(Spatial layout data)
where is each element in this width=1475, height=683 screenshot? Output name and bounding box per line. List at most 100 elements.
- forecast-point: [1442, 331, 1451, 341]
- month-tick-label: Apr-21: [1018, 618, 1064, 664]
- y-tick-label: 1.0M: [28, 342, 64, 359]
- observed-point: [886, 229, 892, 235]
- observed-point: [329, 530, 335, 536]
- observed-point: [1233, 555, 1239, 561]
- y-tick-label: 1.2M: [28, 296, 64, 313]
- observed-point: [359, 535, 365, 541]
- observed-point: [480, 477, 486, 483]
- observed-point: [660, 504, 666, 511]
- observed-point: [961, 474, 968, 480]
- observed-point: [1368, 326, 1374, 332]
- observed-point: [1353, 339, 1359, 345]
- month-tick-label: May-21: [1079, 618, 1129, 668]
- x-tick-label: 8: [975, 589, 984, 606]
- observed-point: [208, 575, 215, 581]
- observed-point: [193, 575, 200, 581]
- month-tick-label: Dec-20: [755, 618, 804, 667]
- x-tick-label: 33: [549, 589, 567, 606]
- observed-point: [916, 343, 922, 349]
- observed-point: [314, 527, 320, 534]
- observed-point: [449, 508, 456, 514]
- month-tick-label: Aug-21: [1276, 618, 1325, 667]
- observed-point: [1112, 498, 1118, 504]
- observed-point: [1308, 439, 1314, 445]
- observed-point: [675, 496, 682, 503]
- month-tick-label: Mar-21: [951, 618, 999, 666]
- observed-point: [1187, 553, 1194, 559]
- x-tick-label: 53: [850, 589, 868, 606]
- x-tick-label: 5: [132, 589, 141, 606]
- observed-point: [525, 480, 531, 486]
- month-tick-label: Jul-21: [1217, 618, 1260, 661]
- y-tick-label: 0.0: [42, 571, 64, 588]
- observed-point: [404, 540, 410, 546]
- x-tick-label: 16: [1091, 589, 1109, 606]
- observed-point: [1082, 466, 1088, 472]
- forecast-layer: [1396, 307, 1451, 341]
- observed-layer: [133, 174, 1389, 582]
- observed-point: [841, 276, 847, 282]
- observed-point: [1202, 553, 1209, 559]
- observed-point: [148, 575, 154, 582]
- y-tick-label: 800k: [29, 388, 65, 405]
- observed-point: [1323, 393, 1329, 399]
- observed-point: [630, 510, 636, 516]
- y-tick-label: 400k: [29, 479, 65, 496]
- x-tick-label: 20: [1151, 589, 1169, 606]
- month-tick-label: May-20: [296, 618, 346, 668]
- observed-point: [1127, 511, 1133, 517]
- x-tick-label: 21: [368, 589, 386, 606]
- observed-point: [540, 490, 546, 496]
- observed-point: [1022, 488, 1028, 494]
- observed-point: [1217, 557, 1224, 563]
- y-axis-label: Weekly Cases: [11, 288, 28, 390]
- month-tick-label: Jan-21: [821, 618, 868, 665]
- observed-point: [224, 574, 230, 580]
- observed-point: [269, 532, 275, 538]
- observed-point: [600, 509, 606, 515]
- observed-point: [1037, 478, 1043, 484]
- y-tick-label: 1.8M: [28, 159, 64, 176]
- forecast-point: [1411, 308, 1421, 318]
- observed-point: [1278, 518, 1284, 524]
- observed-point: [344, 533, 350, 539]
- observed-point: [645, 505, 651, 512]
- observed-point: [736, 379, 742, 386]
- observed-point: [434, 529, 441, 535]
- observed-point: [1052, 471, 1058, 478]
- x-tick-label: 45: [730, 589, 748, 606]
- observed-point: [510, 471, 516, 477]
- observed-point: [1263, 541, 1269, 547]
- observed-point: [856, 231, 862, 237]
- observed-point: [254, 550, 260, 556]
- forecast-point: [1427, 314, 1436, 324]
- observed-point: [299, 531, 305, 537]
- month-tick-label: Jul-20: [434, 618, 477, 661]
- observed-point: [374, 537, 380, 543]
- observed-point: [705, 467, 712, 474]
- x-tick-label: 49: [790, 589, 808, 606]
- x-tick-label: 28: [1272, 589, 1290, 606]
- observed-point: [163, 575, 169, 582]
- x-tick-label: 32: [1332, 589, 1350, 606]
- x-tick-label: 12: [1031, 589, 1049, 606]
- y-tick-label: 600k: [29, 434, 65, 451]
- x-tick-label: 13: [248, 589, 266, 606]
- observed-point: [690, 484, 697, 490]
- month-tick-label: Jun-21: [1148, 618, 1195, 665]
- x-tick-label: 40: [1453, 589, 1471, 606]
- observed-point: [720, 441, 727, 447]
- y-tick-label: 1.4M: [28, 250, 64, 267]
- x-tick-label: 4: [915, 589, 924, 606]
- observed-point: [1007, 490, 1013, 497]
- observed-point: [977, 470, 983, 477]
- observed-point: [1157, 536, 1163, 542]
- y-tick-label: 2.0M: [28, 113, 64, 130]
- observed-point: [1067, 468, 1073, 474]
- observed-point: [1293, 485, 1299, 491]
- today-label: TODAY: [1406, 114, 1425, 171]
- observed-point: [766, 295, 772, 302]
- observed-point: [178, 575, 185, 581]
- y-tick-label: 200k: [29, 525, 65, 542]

▸ WORK INSTRUCTIONS: Convert every line of the data above into a Markdown table with two columns, "Row" for the row number and "Line" for the line itself. Skip any blank lines.

▸ COMPLETED EXERCISE:
| Row | Line |
|---|---|
| 1 | where is each element in this width=1475, height=683 screenshot? Output name and bounding box per line. List at most 100 elements. |
| 2 | - forecast-point: [1442, 331, 1451, 341] |
| 3 | - month-tick-label: Apr-21: [1018, 618, 1064, 664] |
| 4 | - y-tick-label: 1.0M: [28, 342, 64, 359] |
| 5 | - observed-point: [886, 229, 892, 235] |
| 6 | - observed-point: [329, 530, 335, 536] |
| 7 | - observed-point: [1233, 555, 1239, 561] |
| 8 | - y-tick-label: 1.2M: [28, 296, 64, 313] |
| 9 | - observed-point: [359, 535, 365, 541] |
| 10 | - observed-point: [480, 477, 486, 483] |
| 11 | - observed-point: [660, 504, 666, 511] |
| 12 | - observed-point: [961, 474, 968, 480] |
| 13 | - observed-point: [1368, 326, 1374, 332] |
| 14 | - observed-point: [1353, 339, 1359, 345] |
| 15 | - month-tick-label: May-21: [1079, 618, 1129, 668] |
| 16 | - x-tick-label: 8: [975, 589, 984, 606] |
| 17 | - observed-point: [208, 575, 215, 581] |
| 18 | - observed-point: [193, 575, 200, 581] |
| 19 | - month-tick-label: Dec-20: [755, 618, 804, 667] |
| 20 | - x-tick-label: 33: [549, 589, 567, 606] |
| 21 | - observed-point: [916, 343, 922, 349] |
| 22 | - observed-point: [314, 527, 320, 534] |
| 23 | - observed-point: [449, 508, 456, 514] |
| 24 | - month-tick-label: Aug-21: [1276, 618, 1325, 667] |
| 25 | - observed-point: [1112, 498, 1118, 504] |
| 26 | - observed-point: [1308, 439, 1314, 445] |
| 27 | - observed-point: [675, 496, 682, 503] |
| 28 | - month-tick-label: Mar-21: [951, 618, 999, 666] |
| 29 | - observed-point: [1187, 553, 1194, 559] |
| 30 | - x-tick-label: 53: [850, 589, 868, 606] |
| 31 | - x-tick-label: 5: [132, 589, 141, 606] |
| 32 | - observed-point: [525, 480, 531, 486] |
| 33 | - month-tick-label: Jul-21: [1217, 618, 1260, 661] |
| 34 | - y-tick-label: 0.0: [42, 571, 64, 588] |
| 35 | - observed-point: [404, 540, 410, 546] |
| 36 | - x-tick-label: 16: [1091, 589, 1109, 606] |
| 37 | - observed-point: [1082, 466, 1088, 472] |
| 38 | - forecast-layer: [1396, 307, 1451, 341] |
| 39 | - observed-layer: [133, 174, 1389, 582] |
| 40 | - observed-point: [841, 276, 847, 282] |
| 41 | - observed-point: [1202, 553, 1209, 559] |
| 42 | - observed-point: [148, 575, 154, 582] |
| 43 | - y-tick-label: 800k: [29, 388, 65, 405] |
| 44 | - observed-point: [1323, 393, 1329, 399] |
| 45 | - observed-point: [630, 510, 636, 516] |
| 46 | - y-tick-label: 400k: [29, 479, 65, 496] |
| 47 | - x-tick-label: 20: [1151, 589, 1169, 606] |
| 48 | - month-tick-label: May-20: [296, 618, 346, 668] |
| 49 | - observed-point: [1127, 511, 1133, 517] |
| 50 | - x-tick-label: 21: [368, 589, 386, 606] |
| 51 | - observed-point: [540, 490, 546, 496] |
| 52 | - observed-point: [1022, 488, 1028, 494] |
| 53 | - observed-point: [1217, 557, 1224, 563] |
| 54 | - y-axis-label: Weekly Cases: [11, 288, 28, 390] |
| 55 | - month-tick-label: Jan-21: [821, 618, 868, 665] |
| 56 | - observed-point: [224, 574, 230, 580] |
| 57 | - observed-point: [269, 532, 275, 538] |
| 58 | - observed-point: [600, 509, 606, 515] |
| 59 | - observed-point: [1037, 478, 1043, 484] |
| 60 | - y-tick-label: 1.8M: [28, 159, 64, 176] |
| 61 | - forecast-point: [1411, 308, 1421, 318] |
| 62 | - observed-point: [1278, 518, 1284, 524] |
| 63 | - observed-point: [344, 533, 350, 539] |
| 64 | - observed-point: [645, 505, 651, 512] |
| 65 | - observed-point: [736, 379, 742, 386] |
| 66 | - observed-point: [434, 529, 441, 535] |
| 67 | - observed-point: [1052, 471, 1058, 478] |
| 68 | - x-tick-label: 45: [730, 589, 748, 606] |
| 69 | - observed-point: [510, 471, 516, 477] |
| 70 | - observed-point: [1263, 541, 1269, 547] |
| 71 | - observed-point: [856, 231, 862, 237] |
| 72 | - observed-point: [254, 550, 260, 556] |
| 73 | - forecast-point: [1427, 314, 1436, 324] |
| 74 | - observed-point: [299, 531, 305, 537] |
| 75 | - month-tick-label: Jul-20: [434, 618, 477, 661] |
| 76 | - observed-point: [374, 537, 380, 543] |
| 77 | - observed-point: [705, 467, 712, 474] |
| 78 | - x-tick-label: 49: [790, 589, 808, 606] |
| 79 | - x-tick-label: 28: [1272, 589, 1290, 606] |
| 80 | - observed-point: [163, 575, 169, 582] |
| 81 | - x-tick-label: 32: [1332, 589, 1350, 606] |
| 82 | - x-tick-label: 12: [1031, 589, 1049, 606] |
| 83 | - y-tick-label: 600k: [29, 434, 65, 451] |
| 84 | - x-tick-label: 13: [248, 589, 266, 606] |
| 85 | - observed-point: [690, 484, 697, 490] |
| 86 | - month-tick-label: Jun-21: [1148, 618, 1195, 665] |
| 87 | - x-tick-label: 40: [1453, 589, 1471, 606] |
| 88 | - observed-point: [720, 441, 727, 447] |
| 89 | - y-tick-label: 1.4M: [28, 250, 64, 267] |
| 90 | - x-tick-label: 4: [915, 589, 924, 606] |
| 91 | - observed-point: [1007, 490, 1013, 497] |
| 92 | - observed-point: [977, 470, 983, 477] |
| 93 | - observed-point: [1157, 536, 1163, 542] |
| 94 | - y-tick-label: 2.0M: [28, 113, 64, 130] |
| 95 | - observed-point: [1067, 468, 1073, 474] |
| 96 | - observed-point: [1293, 485, 1299, 491] |
| 97 | - today-label: TODAY: [1406, 114, 1425, 171] |
| 98 | - observed-point: [766, 295, 772, 302] |
| 99 | - observed-point: [178, 575, 185, 581] |
| 100 | - y-tick-label: 200k: [29, 525, 65, 542] |